-- DATASET ROWS start --
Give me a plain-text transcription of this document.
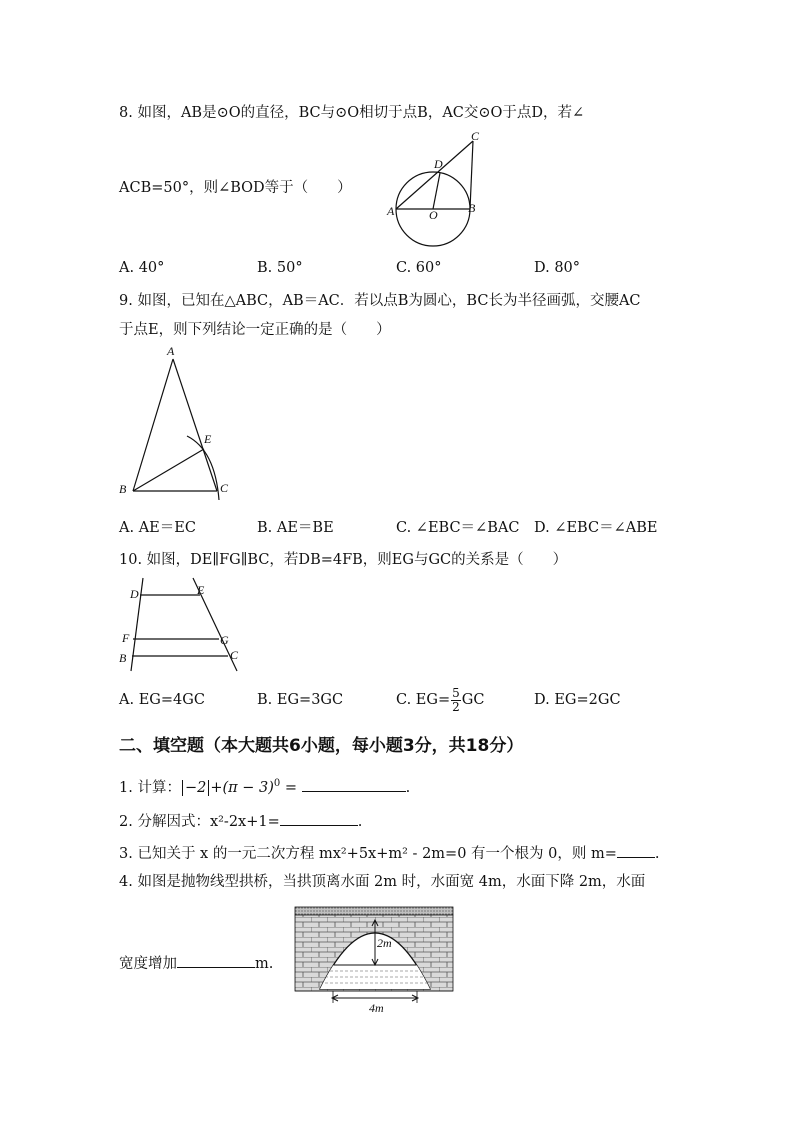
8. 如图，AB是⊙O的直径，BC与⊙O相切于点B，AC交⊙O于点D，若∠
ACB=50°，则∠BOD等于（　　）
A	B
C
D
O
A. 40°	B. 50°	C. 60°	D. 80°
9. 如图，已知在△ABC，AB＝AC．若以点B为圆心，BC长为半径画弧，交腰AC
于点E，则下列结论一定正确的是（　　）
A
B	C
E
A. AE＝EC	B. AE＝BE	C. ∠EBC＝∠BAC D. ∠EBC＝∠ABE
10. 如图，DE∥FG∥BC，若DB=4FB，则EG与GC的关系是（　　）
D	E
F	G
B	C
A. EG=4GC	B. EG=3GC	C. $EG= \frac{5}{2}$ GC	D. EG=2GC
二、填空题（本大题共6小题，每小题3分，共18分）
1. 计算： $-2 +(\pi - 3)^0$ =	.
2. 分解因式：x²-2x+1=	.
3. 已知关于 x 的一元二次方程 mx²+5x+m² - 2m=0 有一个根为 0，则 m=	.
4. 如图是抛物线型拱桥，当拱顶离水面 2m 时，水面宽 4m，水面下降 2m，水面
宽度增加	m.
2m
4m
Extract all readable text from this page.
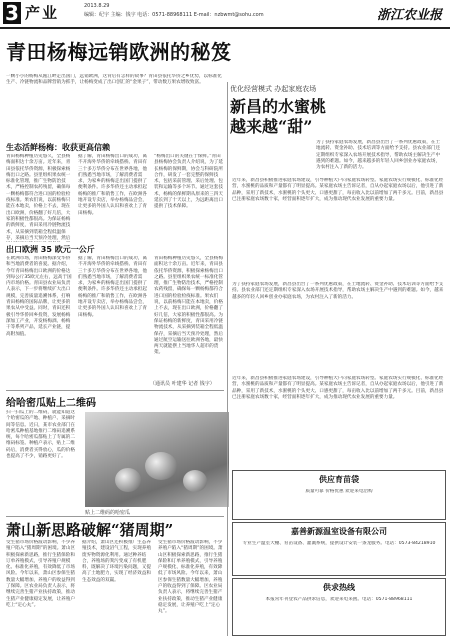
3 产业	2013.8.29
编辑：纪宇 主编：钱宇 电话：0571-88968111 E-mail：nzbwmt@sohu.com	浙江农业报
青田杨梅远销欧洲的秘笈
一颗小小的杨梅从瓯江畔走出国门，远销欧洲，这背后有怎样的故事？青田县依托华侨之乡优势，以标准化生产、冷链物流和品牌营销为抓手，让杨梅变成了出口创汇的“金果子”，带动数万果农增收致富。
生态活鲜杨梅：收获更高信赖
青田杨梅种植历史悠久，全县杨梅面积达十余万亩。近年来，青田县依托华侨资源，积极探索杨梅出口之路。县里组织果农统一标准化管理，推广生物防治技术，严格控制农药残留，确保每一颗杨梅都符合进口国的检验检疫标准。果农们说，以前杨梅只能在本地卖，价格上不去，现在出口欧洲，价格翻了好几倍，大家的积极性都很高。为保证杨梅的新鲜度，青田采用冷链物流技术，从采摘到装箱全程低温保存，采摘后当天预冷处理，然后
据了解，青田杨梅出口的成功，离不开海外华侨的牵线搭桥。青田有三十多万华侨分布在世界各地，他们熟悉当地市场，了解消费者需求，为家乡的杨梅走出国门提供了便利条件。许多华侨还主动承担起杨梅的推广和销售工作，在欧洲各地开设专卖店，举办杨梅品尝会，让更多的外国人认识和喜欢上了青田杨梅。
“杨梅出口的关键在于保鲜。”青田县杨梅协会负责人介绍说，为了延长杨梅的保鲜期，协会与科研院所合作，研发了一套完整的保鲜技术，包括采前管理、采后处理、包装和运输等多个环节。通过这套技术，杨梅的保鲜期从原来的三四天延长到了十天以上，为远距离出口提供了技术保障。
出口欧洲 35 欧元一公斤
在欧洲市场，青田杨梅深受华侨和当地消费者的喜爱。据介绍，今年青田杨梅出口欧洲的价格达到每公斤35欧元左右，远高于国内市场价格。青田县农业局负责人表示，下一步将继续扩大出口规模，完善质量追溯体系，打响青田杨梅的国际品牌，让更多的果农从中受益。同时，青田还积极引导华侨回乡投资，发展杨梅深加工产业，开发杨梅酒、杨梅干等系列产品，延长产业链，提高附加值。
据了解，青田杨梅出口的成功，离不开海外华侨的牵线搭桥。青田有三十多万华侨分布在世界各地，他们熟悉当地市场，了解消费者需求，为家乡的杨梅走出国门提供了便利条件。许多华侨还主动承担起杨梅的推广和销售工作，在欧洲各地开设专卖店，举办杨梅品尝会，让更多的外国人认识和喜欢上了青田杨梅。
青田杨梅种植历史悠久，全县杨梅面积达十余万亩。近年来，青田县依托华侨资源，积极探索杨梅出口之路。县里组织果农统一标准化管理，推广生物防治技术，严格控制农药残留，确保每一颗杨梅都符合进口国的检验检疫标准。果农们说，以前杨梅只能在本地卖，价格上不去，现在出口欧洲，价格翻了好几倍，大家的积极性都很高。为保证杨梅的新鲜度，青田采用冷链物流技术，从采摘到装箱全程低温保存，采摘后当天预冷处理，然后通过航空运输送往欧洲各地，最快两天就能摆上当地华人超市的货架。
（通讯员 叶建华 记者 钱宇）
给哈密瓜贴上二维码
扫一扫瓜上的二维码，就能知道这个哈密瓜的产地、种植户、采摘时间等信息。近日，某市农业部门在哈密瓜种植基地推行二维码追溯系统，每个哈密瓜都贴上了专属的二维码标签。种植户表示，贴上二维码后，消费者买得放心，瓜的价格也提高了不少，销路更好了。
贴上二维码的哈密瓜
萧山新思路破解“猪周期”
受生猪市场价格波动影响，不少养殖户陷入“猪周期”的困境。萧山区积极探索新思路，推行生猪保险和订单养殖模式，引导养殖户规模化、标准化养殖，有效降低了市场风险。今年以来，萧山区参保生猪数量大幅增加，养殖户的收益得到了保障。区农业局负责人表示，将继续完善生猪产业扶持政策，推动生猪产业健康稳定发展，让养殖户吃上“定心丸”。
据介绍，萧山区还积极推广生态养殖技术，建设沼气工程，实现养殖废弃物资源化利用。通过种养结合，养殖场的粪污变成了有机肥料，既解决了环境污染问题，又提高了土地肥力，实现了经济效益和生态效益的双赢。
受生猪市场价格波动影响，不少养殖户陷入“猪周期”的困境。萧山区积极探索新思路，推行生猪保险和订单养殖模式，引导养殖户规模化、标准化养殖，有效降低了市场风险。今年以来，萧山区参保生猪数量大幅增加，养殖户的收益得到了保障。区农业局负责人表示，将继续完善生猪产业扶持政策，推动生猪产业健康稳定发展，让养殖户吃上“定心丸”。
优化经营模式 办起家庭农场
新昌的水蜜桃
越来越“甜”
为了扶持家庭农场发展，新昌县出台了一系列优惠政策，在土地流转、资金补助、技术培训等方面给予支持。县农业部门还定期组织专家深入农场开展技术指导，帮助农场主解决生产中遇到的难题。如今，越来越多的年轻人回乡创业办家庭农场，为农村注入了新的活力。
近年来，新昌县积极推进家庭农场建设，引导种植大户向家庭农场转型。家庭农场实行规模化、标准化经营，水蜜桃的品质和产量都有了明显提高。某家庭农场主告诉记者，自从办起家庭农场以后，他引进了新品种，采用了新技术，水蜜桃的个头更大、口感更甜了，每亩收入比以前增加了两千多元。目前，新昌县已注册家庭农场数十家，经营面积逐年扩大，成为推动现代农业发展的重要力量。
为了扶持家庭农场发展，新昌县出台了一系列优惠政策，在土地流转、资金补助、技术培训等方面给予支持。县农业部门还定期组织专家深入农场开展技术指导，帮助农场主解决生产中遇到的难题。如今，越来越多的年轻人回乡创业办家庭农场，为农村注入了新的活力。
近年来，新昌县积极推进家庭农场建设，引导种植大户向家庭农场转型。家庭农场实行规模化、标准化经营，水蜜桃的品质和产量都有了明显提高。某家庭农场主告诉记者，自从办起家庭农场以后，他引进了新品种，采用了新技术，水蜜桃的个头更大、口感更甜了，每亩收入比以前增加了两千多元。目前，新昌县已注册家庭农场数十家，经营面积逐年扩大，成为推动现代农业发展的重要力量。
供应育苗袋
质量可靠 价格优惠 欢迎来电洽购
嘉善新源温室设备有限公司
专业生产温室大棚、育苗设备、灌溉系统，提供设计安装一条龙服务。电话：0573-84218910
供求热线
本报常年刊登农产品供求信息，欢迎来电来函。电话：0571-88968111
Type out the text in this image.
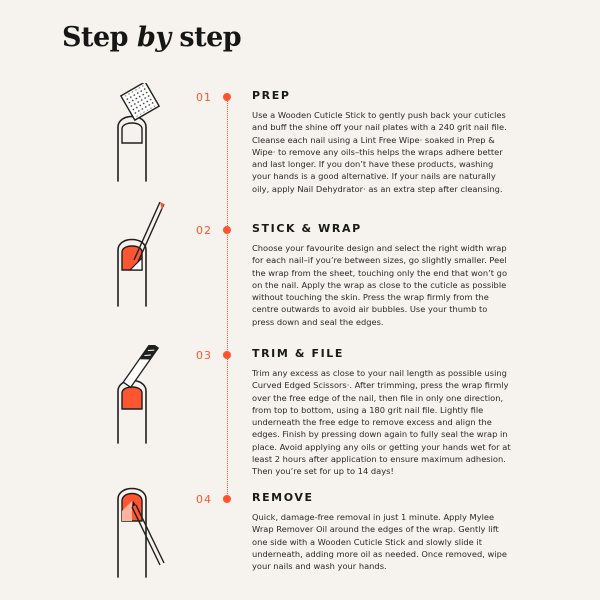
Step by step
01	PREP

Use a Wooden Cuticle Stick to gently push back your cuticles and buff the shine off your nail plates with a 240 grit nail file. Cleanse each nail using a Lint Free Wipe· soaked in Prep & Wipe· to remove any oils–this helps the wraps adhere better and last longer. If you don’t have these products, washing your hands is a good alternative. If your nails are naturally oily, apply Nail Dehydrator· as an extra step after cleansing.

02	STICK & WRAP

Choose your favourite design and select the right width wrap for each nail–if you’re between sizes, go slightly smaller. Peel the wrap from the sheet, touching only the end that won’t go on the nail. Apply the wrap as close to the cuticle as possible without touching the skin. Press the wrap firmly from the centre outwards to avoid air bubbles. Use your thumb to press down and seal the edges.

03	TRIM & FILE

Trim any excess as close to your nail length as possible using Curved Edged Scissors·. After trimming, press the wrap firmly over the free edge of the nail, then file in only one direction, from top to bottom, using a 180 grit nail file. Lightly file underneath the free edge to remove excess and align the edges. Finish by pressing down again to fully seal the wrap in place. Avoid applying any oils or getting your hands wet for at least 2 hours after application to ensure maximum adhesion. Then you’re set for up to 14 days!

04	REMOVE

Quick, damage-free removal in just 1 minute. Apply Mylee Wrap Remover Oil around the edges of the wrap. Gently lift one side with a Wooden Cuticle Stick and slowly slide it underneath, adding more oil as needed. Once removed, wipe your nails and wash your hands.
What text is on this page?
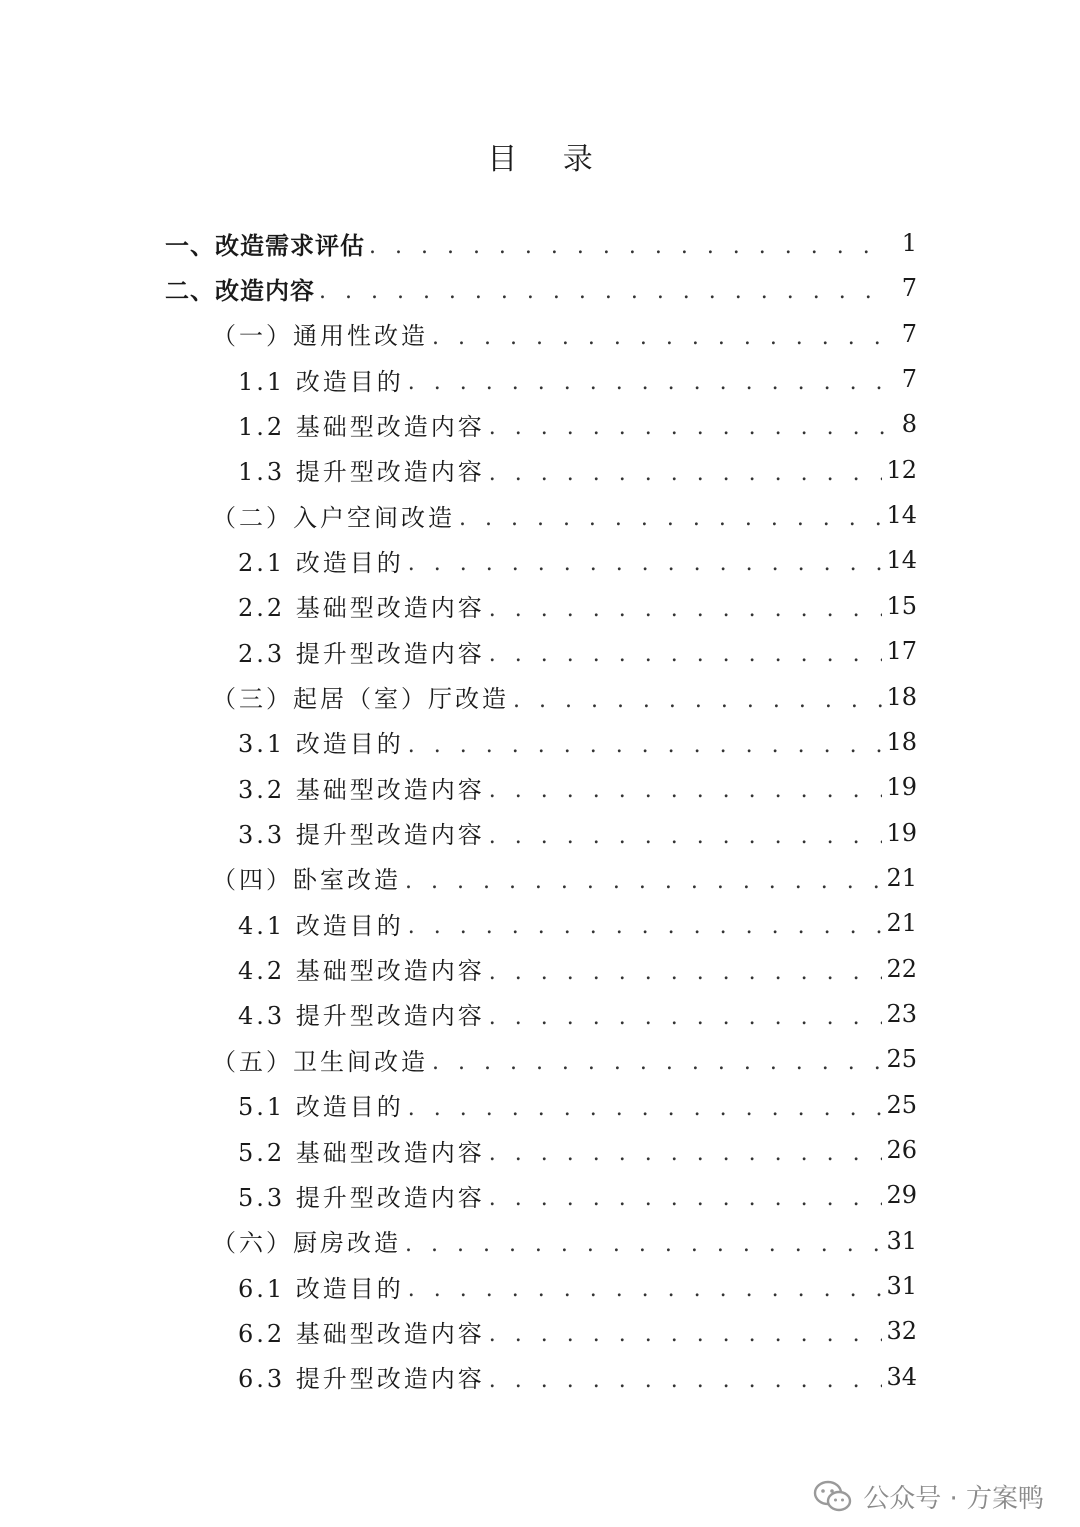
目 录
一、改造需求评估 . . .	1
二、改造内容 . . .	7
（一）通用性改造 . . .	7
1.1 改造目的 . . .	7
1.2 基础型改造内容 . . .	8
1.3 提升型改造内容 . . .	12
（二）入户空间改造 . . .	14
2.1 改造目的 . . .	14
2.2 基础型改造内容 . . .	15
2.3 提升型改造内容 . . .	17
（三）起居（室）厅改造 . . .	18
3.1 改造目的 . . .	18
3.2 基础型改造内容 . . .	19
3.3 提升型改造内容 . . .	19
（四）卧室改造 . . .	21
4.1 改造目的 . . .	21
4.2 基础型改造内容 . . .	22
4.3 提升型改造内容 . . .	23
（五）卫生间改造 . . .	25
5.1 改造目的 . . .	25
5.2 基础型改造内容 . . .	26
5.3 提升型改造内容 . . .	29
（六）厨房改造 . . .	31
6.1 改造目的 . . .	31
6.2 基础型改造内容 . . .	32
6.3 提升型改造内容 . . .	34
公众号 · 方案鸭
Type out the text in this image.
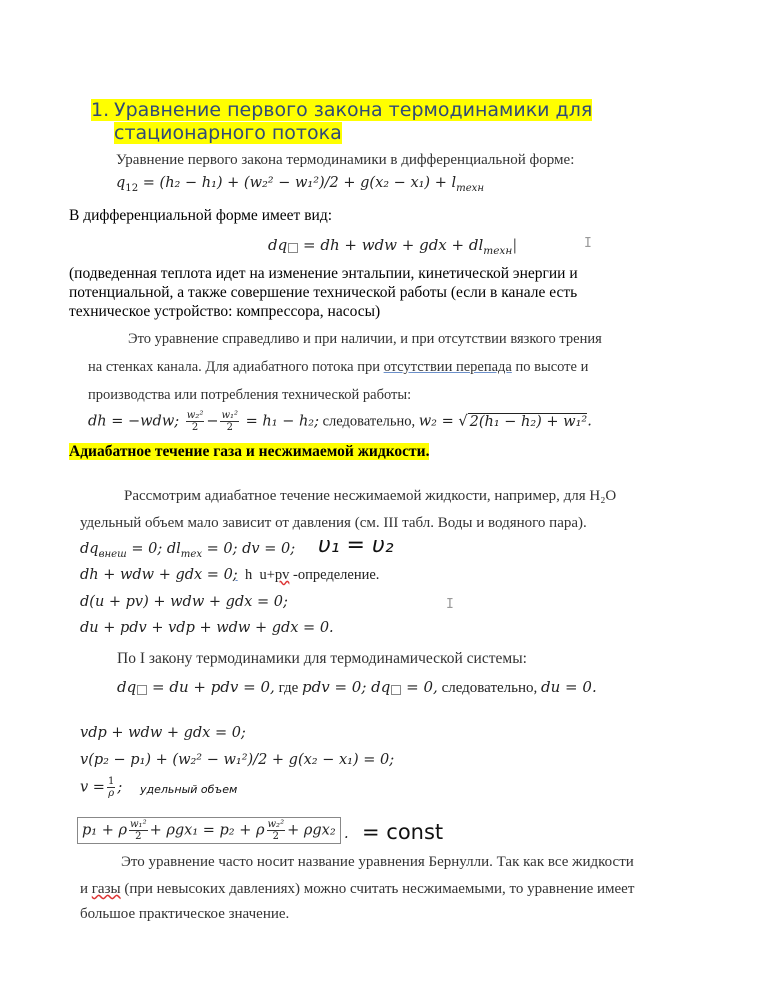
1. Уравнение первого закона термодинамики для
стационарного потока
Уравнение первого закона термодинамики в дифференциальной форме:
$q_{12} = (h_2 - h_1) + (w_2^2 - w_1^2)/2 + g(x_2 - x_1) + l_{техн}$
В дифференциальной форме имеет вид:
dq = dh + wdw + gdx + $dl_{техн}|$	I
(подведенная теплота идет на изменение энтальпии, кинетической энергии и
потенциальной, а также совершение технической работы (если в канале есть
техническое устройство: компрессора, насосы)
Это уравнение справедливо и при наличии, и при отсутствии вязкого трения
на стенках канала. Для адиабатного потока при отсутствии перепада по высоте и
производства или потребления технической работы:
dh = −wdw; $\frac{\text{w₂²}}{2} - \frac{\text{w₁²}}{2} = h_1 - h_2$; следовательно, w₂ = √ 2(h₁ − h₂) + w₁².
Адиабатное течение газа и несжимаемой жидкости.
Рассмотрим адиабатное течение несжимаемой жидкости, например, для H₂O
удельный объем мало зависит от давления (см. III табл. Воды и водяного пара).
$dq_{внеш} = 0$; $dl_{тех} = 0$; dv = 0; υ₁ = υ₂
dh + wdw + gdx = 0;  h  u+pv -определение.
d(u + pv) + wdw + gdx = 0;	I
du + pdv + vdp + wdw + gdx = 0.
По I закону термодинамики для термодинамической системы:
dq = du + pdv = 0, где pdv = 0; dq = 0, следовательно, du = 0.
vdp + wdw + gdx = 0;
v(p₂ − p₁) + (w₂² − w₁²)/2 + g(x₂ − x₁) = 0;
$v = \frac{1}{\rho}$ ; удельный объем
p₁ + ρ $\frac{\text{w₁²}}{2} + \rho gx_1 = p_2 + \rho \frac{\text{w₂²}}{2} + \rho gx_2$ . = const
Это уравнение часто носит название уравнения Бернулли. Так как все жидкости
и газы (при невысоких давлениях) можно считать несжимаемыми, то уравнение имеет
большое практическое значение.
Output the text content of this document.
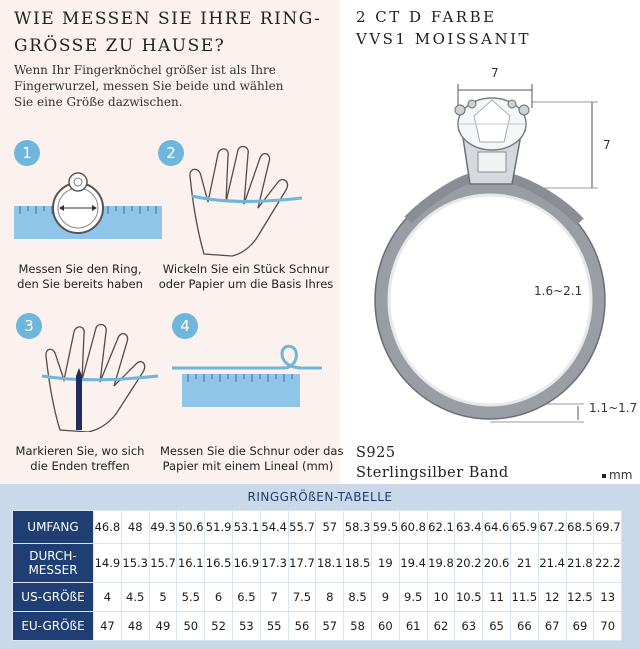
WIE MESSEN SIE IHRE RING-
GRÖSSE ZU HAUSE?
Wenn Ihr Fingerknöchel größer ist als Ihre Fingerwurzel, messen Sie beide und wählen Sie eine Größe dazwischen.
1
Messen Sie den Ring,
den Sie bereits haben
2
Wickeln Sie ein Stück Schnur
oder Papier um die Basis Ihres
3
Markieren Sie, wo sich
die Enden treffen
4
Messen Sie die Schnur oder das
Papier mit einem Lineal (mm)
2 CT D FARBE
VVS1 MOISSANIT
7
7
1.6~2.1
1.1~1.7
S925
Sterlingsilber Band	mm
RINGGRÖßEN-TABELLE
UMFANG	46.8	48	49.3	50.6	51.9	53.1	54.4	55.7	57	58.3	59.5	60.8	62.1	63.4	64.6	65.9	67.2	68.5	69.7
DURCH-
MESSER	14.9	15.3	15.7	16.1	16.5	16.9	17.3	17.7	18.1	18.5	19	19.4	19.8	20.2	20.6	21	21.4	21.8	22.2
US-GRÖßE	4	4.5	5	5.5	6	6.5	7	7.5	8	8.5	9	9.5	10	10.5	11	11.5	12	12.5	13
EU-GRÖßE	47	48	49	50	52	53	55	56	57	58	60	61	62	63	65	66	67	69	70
-- DATASET ROWS end --
GOAL
Search the listing for the string "термодинамики". Copy each line where it turns up.

REPLY TO THE EXERCISE
1. Уравнение первого закона термодинамики для
Уравнение первого закона термодинамики в дифференциальной форме:
По I закону термодинамики для термодинамической системы:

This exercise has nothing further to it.